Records

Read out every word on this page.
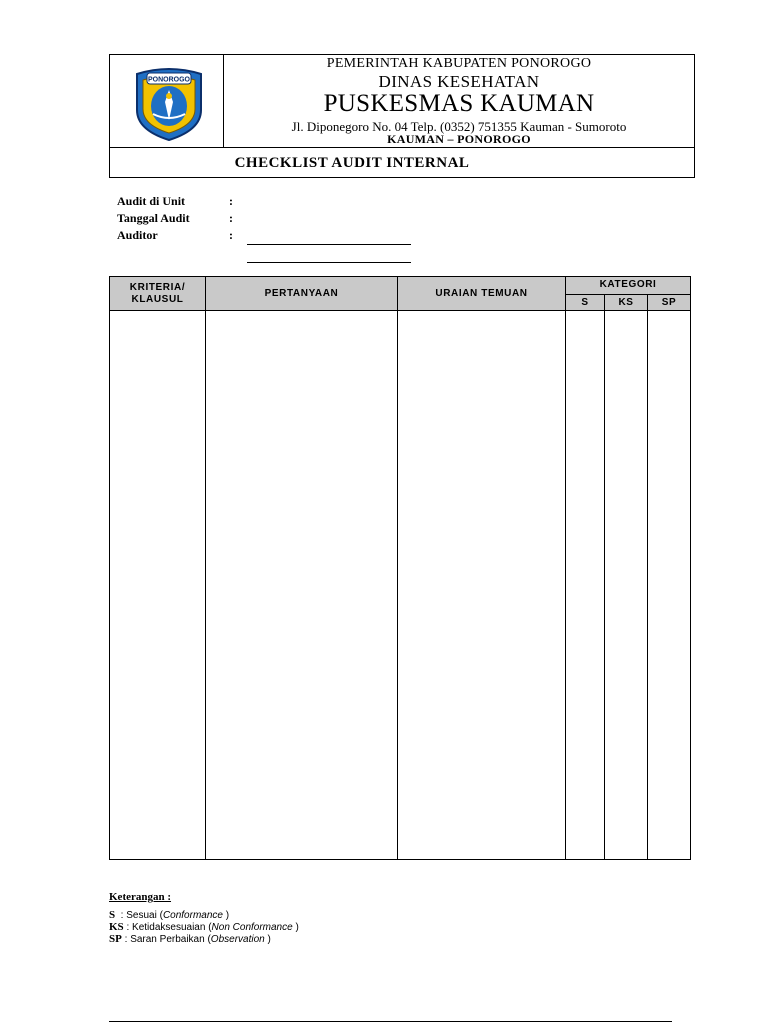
PONOROGO
PEMERINTAH KABUPATEN PONOROGO
DINAS KESEHATAN
PUSKESMAS KAUMAN
Jl. Diponegoro No. 04 Telp. (0352) 751355 Kauman - Sumoroto
KAUMAN – PONOROGO
CHECKLIST AUDIT INTERNAL
Audit di Unit	:
Tanggal Audit	:
Auditor	:
KRITERIA/
KLAUSUL
PERTANYAAN	URAIAN TEMUAN
KATEGORI
S	KS	SP
Keterangan :
S  : Sesuai (Conformance )
KS : Ketidaksesuaian (Non Conformance )
SP : Saran Perbaikan (Observation )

The exercise
Locate and copy each line in the data above that includes the word "Conformance".

Task response
S  : Sesuai (Conformance )
KS : Ketidaksesuaian (Non Conformance )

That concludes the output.